*Exercise requirements*. Restate the listing that follows word for word, without its pictures.
========================================
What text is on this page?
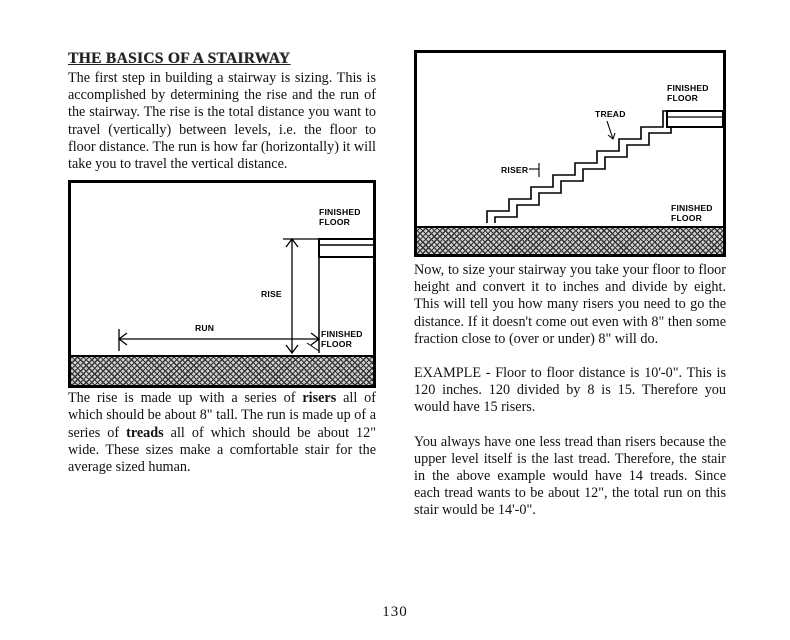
THE BASICS OF A STAIRWAY

The first step in building a stairway is sizing. This is accomplished by determining the rise and the run of the stairway. The rise is the total distance you want to travel (vertically) between levels, i.e. the floor to floor distance. The run is how far (horizontally) it will take you to travel the vertical distance.

FINISHED FLOOR
RISE
RUN
FINISHED FLOOR

The rise is made up with a series of risers all of which should be about 8" tall. The run is made up of a series of treads all of which should be about 12" wide. These sizes make a comfortable stair for the average sized human.

FINISHED FLOOR
TREAD
RISER
FINISHED FLOOR

Now, to size your stairway you take your floor to floor height and convert it to inches and divide by eight. This will tell you how many risers you need to go the distance. If it doesn't come out even with 8" then some fraction close to (over or under) 8" will do.

EXAMPLE - Floor to floor distance is 10'-0". This is 120 inches. 120 divided by 8 is 15. Therefore you would have 15 risers.

You always have one less tread than risers because the upper level itself is the last tread. Therefore, the stair in the above example would have 14 treads. Since each tread wants to be about 12", the total run on this stair would be 14'-0".

130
========================================
*Expected answer*.
What text is on this page?
THE BASICS OF A STAIRWAY

The first step in building a stairway is sizing. This is accomplished by determining the rise and the run of the stairway. The rise is the total distance you want to travel (vertically) between levels, i.e. the floor to floor distance. The run is how far (horizontally) it will take you to travel the vertical distance.

FINISHED FLOOR
RISE
RUN
FINISHED FLOOR

The rise is made up with a series of risers all of which should be about 8" tall. The run is made up of a series of treads all of which should be about 12" wide. These sizes make a comfortable stair for the average sized human.

FINISHED FLOOR
TREAD
RISER
FINISHED FLOOR

Now, to size your stairway you take your floor to floor height and convert it to inches and divide by eight. This will tell you how many risers you need to go the distance. If it doesn't come out even with 8" then some fraction close to (over or under) 8" will do.

EXAMPLE - Floor to floor distance is 10'-0". This is 120 inches. 120 divided by 8 is 15. Therefore you would have 15 risers.

You always have one less tread than risers because the upper level itself is the last tread. Therefore, the stair in the above example would have 14 treads. Since each tread wants to be about 12", the total run on this stair would be 14'-0".

130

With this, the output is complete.